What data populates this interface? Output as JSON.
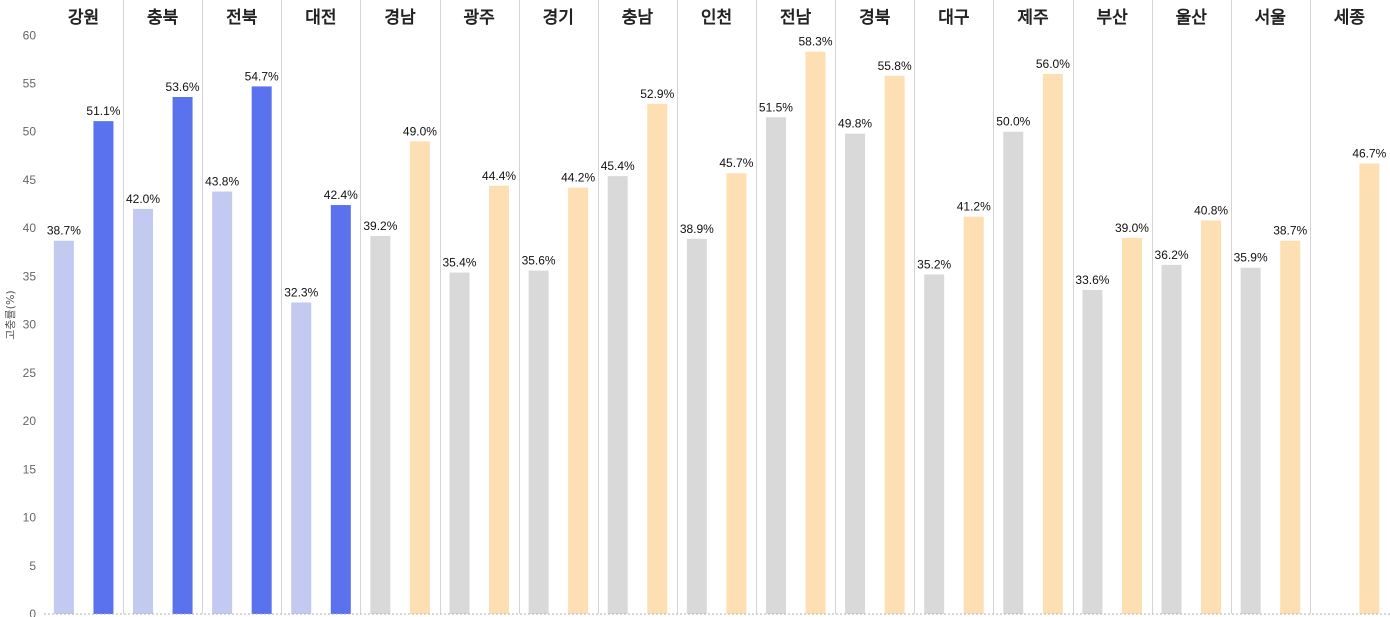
{
  "chart_data": {
    "type": "bar",
    "ylabel": "고충률(%)",
    "ylim": [
      0,
      62
    ],
    "yticks": [
      0,
      5,
      10,
      15,
      20,
      25,
      30,
      35,
      40,
      45,
      50,
      55,
      60
    ],
    "value_suffix": "%",
    "grid": false,
    "categories": [
      "강원",
      "충북",
      "전북",
      "대전",
      "경남",
      "광주",
      "경기",
      "충남",
      "인천",
      "전남",
      "경북",
      "대구",
      "제주",
      "부산",
      "울산",
      "서울",
      "세종"
    ],
    "series": [
      {
        "values": [
          38.7,
          42.0,
          43.8,
          32.3,
          39.2,
          35.4,
          35.6,
          45.4,
          38.9,
          51.5,
          49.8,
          35.2,
          50.0,
          33.6,
          36.2,
          35.9,
          null
        ]
      },
      {
        "values": [
          51.1,
          53.6,
          54.7,
          42.4,
          49.0,
          44.4,
          44.2,
          52.9,
          45.7,
          58.3,
          55.8,
          41.2,
          56.0,
          39.0,
          40.8,
          38.7,
          46.7
        ]
      }
    ],
    "group_colors": {
      "highlight": {
        "first": "#c3caf2",
        "second": "#5a72ee",
        "categories": [
          "강원",
          "충북",
          "전북",
          "대전"
        ]
      },
      "other": {
        "first": "#d9d9d9",
        "second": "#fddfb3"
      }
    }
  }
}
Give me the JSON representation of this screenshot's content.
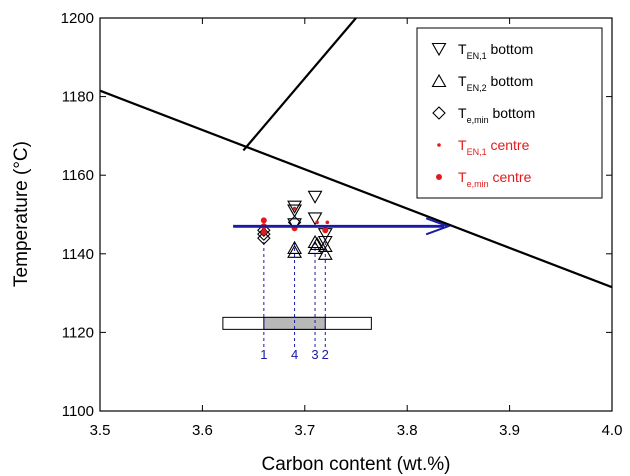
{
  "chart_data": {
    "type": "scatter",
    "xlabel": "Carbon content (wt.%)",
    "ylabel": "Temperature (°C)",
    "xlim": [
      3.5,
      4.0
    ],
    "ylim": [
      1100,
      1200
    ],
    "x_ticks": [
      "3.5",
      "3.6",
      "3.7",
      "3.8",
      "3.9",
      "4.0"
    ],
    "y_ticks": [
      "1100",
      "1120",
      "1140",
      "1160",
      "1180",
      "1200"
    ],
    "grid": false,
    "legend_position": "top-right",
    "colors": {
      "black": "#000000",
      "red": "#e31a1c",
      "blue": "#1a1aa6",
      "bar_fill": "#b8b8b8"
    },
    "lines": [
      {
        "id": "liquidus-austenite",
        "points": [
          [
            3.5,
            1181.5
          ],
          [
            4.0,
            1131.5
          ]
        ]
      },
      {
        "id": "liquidus-graphite",
        "points": [
          [
            3.64,
            1166.3
          ],
          [
            3.75,
            1200
          ]
        ]
      }
    ],
    "arrow": {
      "from": [
        3.63,
        1147
      ],
      "to": [
        3.84,
        1147
      ]
    },
    "legend": [
      {
        "marker": "triangle-down",
        "main": "T",
        "sub": "EN,1",
        "suffix": " bottom",
        "color": "#000000"
      },
      {
        "marker": "triangle-up",
        "main": "T",
        "sub": "EN,2",
        "suffix": " bottom",
        "color": "#000000"
      },
      {
        "marker": "diamond",
        "main": "T",
        "sub": "e,min",
        "suffix": " bottom",
        "color": "#000000"
      },
      {
        "marker": "small-dot",
        "main": "T",
        "sub": "EN,1",
        "suffix": " centre",
        "color": "#e31a1c"
      },
      {
        "marker": "dot",
        "main": "T",
        "sub": "e,min",
        "suffix": " centre",
        "color": "#e31a1c"
      }
    ],
    "series": [
      {
        "marker": "triangle-down",
        "points": [
          [
            3.69,
            1152
          ],
          [
            3.69,
            1151
          ],
          [
            3.69,
            1147.5
          ],
          [
            3.71,
            1154.5
          ],
          [
            3.71,
            1149
          ],
          [
            3.72,
            1145
          ],
          [
            3.72,
            1143
          ]
        ]
      },
      {
        "marker": "triangle-up",
        "points": [
          [
            3.69,
            1141.5
          ],
          [
            3.69,
            1140.5
          ],
          [
            3.71,
            1143
          ],
          [
            3.71,
            1141.5
          ],
          [
            3.712,
            1142.5
          ],
          [
            3.72,
            1142
          ],
          [
            3.72,
            1140
          ]
        ]
      },
      {
        "marker": "diamond",
        "points": [
          [
            3.66,
            1146
          ],
          [
            3.66,
            1145
          ],
          [
            3.66,
            1144
          ],
          [
            3.69,
            1148
          ]
        ]
      },
      {
        "marker": "small-dot",
        "points": [
          [
            3.69,
            1151.5
          ],
          [
            3.712,
            1148
          ],
          [
            3.722,
            1148
          ]
        ]
      },
      {
        "marker": "dot",
        "points": [
          [
            3.66,
            1148.5
          ],
          [
            3.66,
            1147
          ],
          [
            3.66,
            1145.5
          ],
          [
            3.69,
            1146.5
          ],
          [
            3.72,
            1146
          ]
        ]
      }
    ],
    "guides": [
      {
        "x": 3.66,
        "label": "1"
      },
      {
        "x": 3.69,
        "label": "4"
      },
      {
        "x": 3.71,
        "label": "3"
      },
      {
        "x": 3.72,
        "label": "2"
      }
    ],
    "range_bar": {
      "y": 1122.3,
      "outer": [
        3.62,
        3.765
      ],
      "inner": [
        3.66,
        3.72
      ]
    }
  }
}
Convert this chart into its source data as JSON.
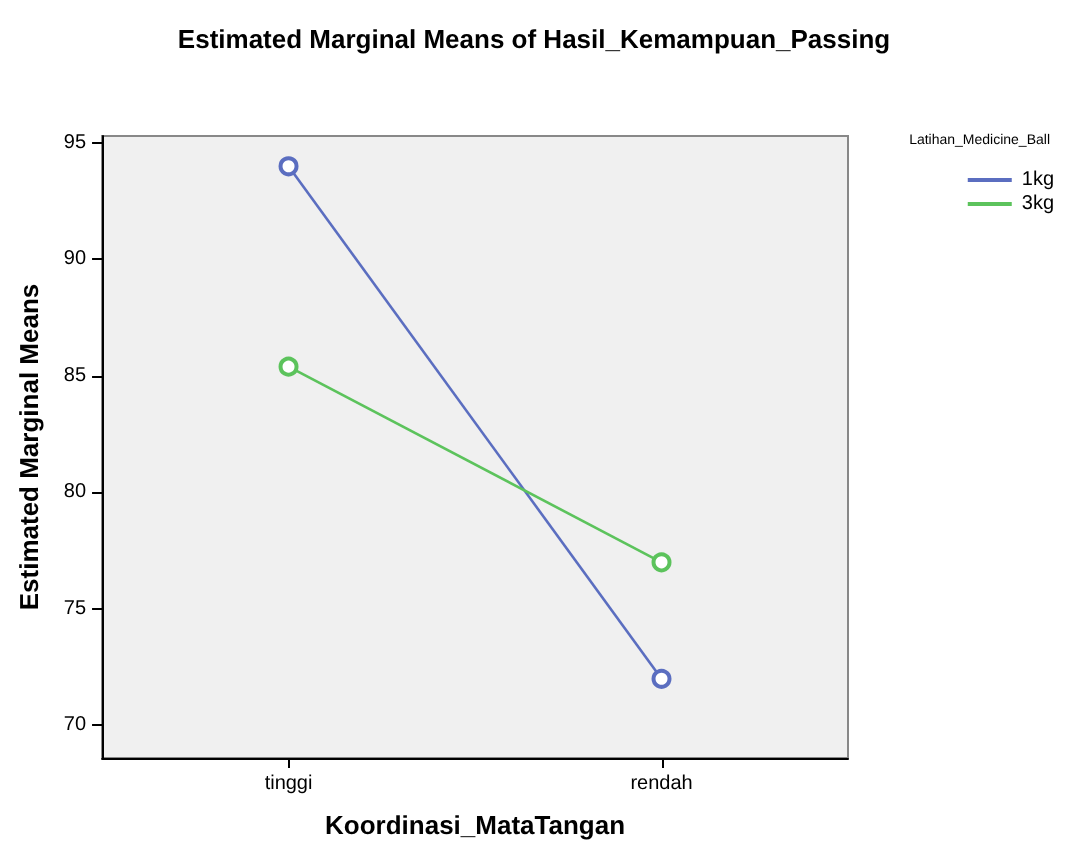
{
  "chart_data": {
    "type": "line",
    "title": "Estimated Marginal Means of Hasil_Kemampuan_Passing",
    "xlabel": "Koordinasi_MataTangan",
    "ylabel": "Estimated Marginal Means",
    "legend_title": "Latihan_Medicine_Ball",
    "categories": [
      "tinggi",
      "rendah"
    ],
    "series": [
      {
        "name": "1kg",
        "color": "#5b6ec0",
        "values": [
          94.0,
          72.0
        ]
      },
      {
        "name": "3kg",
        "color": "#5cc35c",
        "values": [
          85.4,
          77.0
        ]
      }
    ],
    "ylim": [
      68.6,
      95.3
    ],
    "yticks": [
      70,
      75,
      80,
      85,
      90,
      95
    ],
    "grid": false,
    "legend": "top right",
    "marker": "circle",
    "line_style": "solid"
  }
}
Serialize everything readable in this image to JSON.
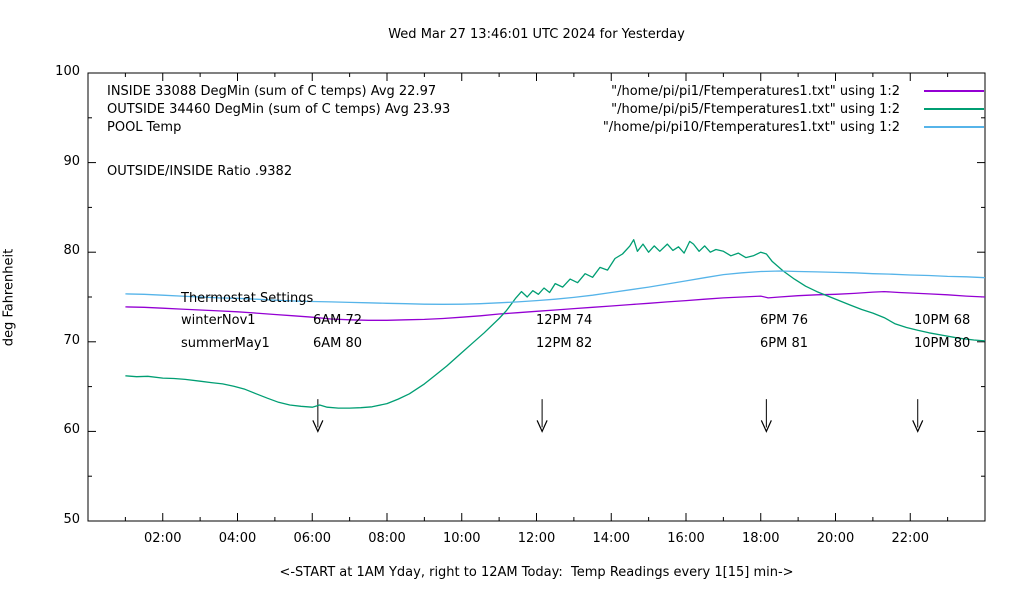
{
  "title": "Wed Mar 27 13:46:01 UTC 2024 for Yesterday",
  "chart_data": {
    "type": "line",
    "xlabel": "<-START at 1AM Yday, right to 12AM Today:  Temp Readings every 1[15] min->",
    "ylabel": "deg Fahrenheit",
    "xlim": [
      0,
      24
    ],
    "ylim": [
      50,
      100
    ],
    "grid": false,
    "legend_position": "top-inside",
    "x_ticks": [
      {
        "h": 2,
        "label": "02:00"
      },
      {
        "h": 4,
        "label": "04:00"
      },
      {
        "h": 6,
        "label": "06:00"
      },
      {
        "h": 8,
        "label": "08:00"
      },
      {
        "h": 10,
        "label": "10:00"
      },
      {
        "h": 12,
        "label": "12:00"
      },
      {
        "h": 14,
        "label": "14:00"
      },
      {
        "h": 16,
        "label": "16:00"
      },
      {
        "h": 18,
        "label": "18:00"
      },
      {
        "h": 20,
        "label": "20:00"
      },
      {
        "h": 22,
        "label": "22:00"
      }
    ],
    "x_minor_ticks": [
      1,
      3,
      5,
      7,
      9,
      11,
      13,
      15,
      17,
      19,
      21,
      23
    ],
    "y_ticks": [
      {
        "v": 50,
        "label": "50"
      },
      {
        "v": 60,
        "label": "60"
      },
      {
        "v": 70,
        "label": "70"
      },
      {
        "v": 80,
        "label": "80"
      },
      {
        "v": 90,
        "label": "90"
      },
      {
        "v": 100,
        "label": "100"
      }
    ],
    "y_minor_ticks": [
      55,
      65,
      75,
      85,
      95
    ],
    "legend": [
      {
        "left": "INSIDE 33088 DegMin (sum of C temps) Avg 22.97",
        "right": "\"/home/pi/pi1/Ftemperatures1.txt\" using 1:2",
        "color": "#9400d3"
      },
      {
        "left": "OUTSIDE 34460 DegMin (sum of C temps) Avg 23.93",
        "right": "\"/home/pi/pi5/Ftemperatures1.txt\" using 1:2",
        "color": "#009e73"
      },
      {
        "left": "POOL Temp",
        "right": "\"/home/pi/pi10/Ftemperatures1.txt\" using 1:2",
        "color": "#56b4e9"
      }
    ],
    "annotations": {
      "ratio": "OUTSIDE/INSIDE Ratio .9382",
      "thermostat": {
        "title": "Thermostat Settings",
        "rows": [
          {
            "name": "winterNov1",
            "settings": [
              "6AM 72",
              "12PM 74",
              "6PM 76",
              "10PM 68"
            ]
          },
          {
            "name": "summerMay1",
            "settings": [
              "6AM 80",
              "12PM 82",
              "6PM 81",
              "10PM 80"
            ]
          }
        ]
      },
      "arrow_hours": [
        6.15,
        12.15,
        18.15,
        22.2
      ],
      "arrow_top_f": 63.6,
      "arrow_tip_f": 60.0
    },
    "series": [
      {
        "name": "INSIDE",
        "color": "#9400d3",
        "points": [
          [
            1,
            73.9
          ],
          [
            1.5,
            73.85
          ],
          [
            2,
            73.75
          ],
          [
            2.5,
            73.65
          ],
          [
            3,
            73.55
          ],
          [
            3.5,
            73.45
          ],
          [
            4,
            73.35
          ],
          [
            4.5,
            73.2
          ],
          [
            5,
            73.05
          ],
          [
            5.5,
            72.9
          ],
          [
            6,
            72.75
          ],
          [
            6.5,
            72.55
          ],
          [
            7,
            72.45
          ],
          [
            7.5,
            72.4
          ],
          [
            8,
            72.4
          ],
          [
            8.5,
            72.45
          ],
          [
            9,
            72.5
          ],
          [
            9.5,
            72.6
          ],
          [
            10,
            72.75
          ],
          [
            10.5,
            72.9
          ],
          [
            11,
            73.1
          ],
          [
            11.5,
            73.25
          ],
          [
            12,
            73.4
          ],
          [
            12.5,
            73.55
          ],
          [
            13,
            73.7
          ],
          [
            13.5,
            73.85
          ],
          [
            14,
            74.0
          ],
          [
            14.5,
            74.15
          ],
          [
            15,
            74.3
          ],
          [
            15.5,
            74.45
          ],
          [
            16,
            74.6
          ],
          [
            16.5,
            74.75
          ],
          [
            17,
            74.9
          ],
          [
            17.5,
            75.0
          ],
          [
            18,
            75.1
          ],
          [
            18.2,
            74.9
          ],
          [
            18.5,
            75.0
          ],
          [
            19,
            75.15
          ],
          [
            19.5,
            75.25
          ],
          [
            20,
            75.3
          ],
          [
            20.5,
            75.4
          ],
          [
            21,
            75.55
          ],
          [
            21.3,
            75.6
          ],
          [
            21.7,
            75.5
          ],
          [
            22,
            75.45
          ],
          [
            22.5,
            75.35
          ],
          [
            23,
            75.25
          ],
          [
            23.5,
            75.1
          ],
          [
            24,
            75.0
          ]
        ]
      },
      {
        "name": "OUTSIDE",
        "color": "#009e73",
        "points": [
          [
            1,
            66.2
          ],
          [
            1.3,
            66.1
          ],
          [
            1.6,
            66.15
          ],
          [
            2,
            65.95
          ],
          [
            2.3,
            65.9
          ],
          [
            2.6,
            65.8
          ],
          [
            3,
            65.6
          ],
          [
            3.3,
            65.45
          ],
          [
            3.6,
            65.3
          ],
          [
            3.9,
            65.05
          ],
          [
            4.2,
            64.7
          ],
          [
            4.5,
            64.2
          ],
          [
            4.8,
            63.7
          ],
          [
            5.1,
            63.25
          ],
          [
            5.4,
            62.95
          ],
          [
            5.7,
            62.8
          ],
          [
            6,
            62.7
          ],
          [
            6.2,
            62.95
          ],
          [
            6.4,
            62.7
          ],
          [
            6.7,
            62.6
          ],
          [
            7,
            62.6
          ],
          [
            7.3,
            62.65
          ],
          [
            7.6,
            62.75
          ],
          [
            8,
            63.1
          ],
          [
            8.3,
            63.6
          ],
          [
            8.6,
            64.2
          ],
          [
            9,
            65.3
          ],
          [
            9.3,
            66.3
          ],
          [
            9.6,
            67.3
          ],
          [
            10,
            68.8
          ],
          [
            10.3,
            69.9
          ],
          [
            10.6,
            71.0
          ],
          [
            11,
            72.6
          ],
          [
            11.2,
            73.5
          ],
          [
            11.45,
            74.9
          ],
          [
            11.6,
            75.6
          ],
          [
            11.75,
            75.0
          ],
          [
            11.9,
            75.7
          ],
          [
            12.05,
            75.3
          ],
          [
            12.2,
            76.0
          ],
          [
            12.35,
            75.5
          ],
          [
            12.5,
            76.5
          ],
          [
            12.7,
            76.1
          ],
          [
            12.9,
            77.0
          ],
          [
            13.1,
            76.6
          ],
          [
            13.3,
            77.6
          ],
          [
            13.5,
            77.2
          ],
          [
            13.7,
            78.3
          ],
          [
            13.9,
            78.0
          ],
          [
            14.1,
            79.3
          ],
          [
            14.3,
            79.8
          ],
          [
            14.5,
            80.7
          ],
          [
            14.6,
            81.4
          ],
          [
            14.7,
            80.1
          ],
          [
            14.85,
            80.9
          ],
          [
            15,
            80.0
          ],
          [
            15.15,
            80.7
          ],
          [
            15.3,
            80.1
          ],
          [
            15.5,
            80.9
          ],
          [
            15.65,
            80.2
          ],
          [
            15.8,
            80.6
          ],
          [
            15.95,
            79.9
          ],
          [
            16.1,
            81.2
          ],
          [
            16.2,
            80.9
          ],
          [
            16.35,
            80.1
          ],
          [
            16.5,
            80.7
          ],
          [
            16.65,
            80.0
          ],
          [
            16.8,
            80.3
          ],
          [
            17,
            80.1
          ],
          [
            17.2,
            79.6
          ],
          [
            17.4,
            79.9
          ],
          [
            17.6,
            79.4
          ],
          [
            17.8,
            79.6
          ],
          [
            18,
            80.0
          ],
          [
            18.15,
            79.8
          ],
          [
            18.3,
            79.0
          ],
          [
            18.6,
            77.9
          ],
          [
            18.9,
            77.0
          ],
          [
            19.2,
            76.2
          ],
          [
            19.5,
            75.6
          ],
          [
            19.8,
            75.1
          ],
          [
            20.1,
            74.6
          ],
          [
            20.4,
            74.1
          ],
          [
            20.7,
            73.6
          ],
          [
            21,
            73.2
          ],
          [
            21.3,
            72.7
          ],
          [
            21.6,
            72.0
          ],
          [
            21.9,
            71.6
          ],
          [
            22.2,
            71.3
          ],
          [
            22.5,
            71.0
          ],
          [
            22.9,
            70.7
          ],
          [
            23.3,
            70.4
          ],
          [
            23.7,
            70.2
          ],
          [
            24,
            70.1
          ]
        ]
      },
      {
        "name": "POOL",
        "color": "#56b4e9",
        "points": [
          [
            1,
            75.35
          ],
          [
            1.5,
            75.3
          ],
          [
            2,
            75.2
          ],
          [
            2.5,
            75.1
          ],
          [
            3,
            75.0
          ],
          [
            3.5,
            74.9
          ],
          [
            4,
            74.85
          ],
          [
            4.5,
            74.75
          ],
          [
            5,
            74.65
          ],
          [
            5.5,
            74.55
          ],
          [
            6,
            74.5
          ],
          [
            6.5,
            74.45
          ],
          [
            7,
            74.4
          ],
          [
            7.5,
            74.35
          ],
          [
            8,
            74.3
          ],
          [
            8.5,
            74.25
          ],
          [
            9,
            74.2
          ],
          [
            9.5,
            74.18
          ],
          [
            10,
            74.2
          ],
          [
            10.5,
            74.25
          ],
          [
            11,
            74.35
          ],
          [
            11.5,
            74.45
          ],
          [
            12,
            74.6
          ],
          [
            12.5,
            74.75
          ],
          [
            13,
            74.95
          ],
          [
            13.5,
            75.2
          ],
          [
            14,
            75.5
          ],
          [
            14.5,
            75.8
          ],
          [
            15,
            76.1
          ],
          [
            15.5,
            76.45
          ],
          [
            16,
            76.8
          ],
          [
            16.5,
            77.15
          ],
          [
            17,
            77.5
          ],
          [
            17.5,
            77.7
          ],
          [
            18,
            77.85
          ],
          [
            18.5,
            77.9
          ],
          [
            19,
            77.85
          ],
          [
            19.5,
            77.8
          ],
          [
            20,
            77.75
          ],
          [
            20.5,
            77.7
          ],
          [
            21,
            77.6
          ],
          [
            21.5,
            77.55
          ],
          [
            22,
            77.45
          ],
          [
            22.5,
            77.4
          ],
          [
            23,
            77.3
          ],
          [
            23.5,
            77.25
          ],
          [
            24,
            77.15
          ]
        ]
      }
    ]
  }
}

------------------------

WHAT YOU HAVE TO DO: Where a line holds the string "left", copy that line.

CORRECT OUTPUT:
        "left": "INSIDE 33088 DegMin (sum of C temps) Avg 22.97",
        "left": "OUTSIDE 34460 DegMin (sum of C temps) Avg 23.93",
        "left": "POOL Temp",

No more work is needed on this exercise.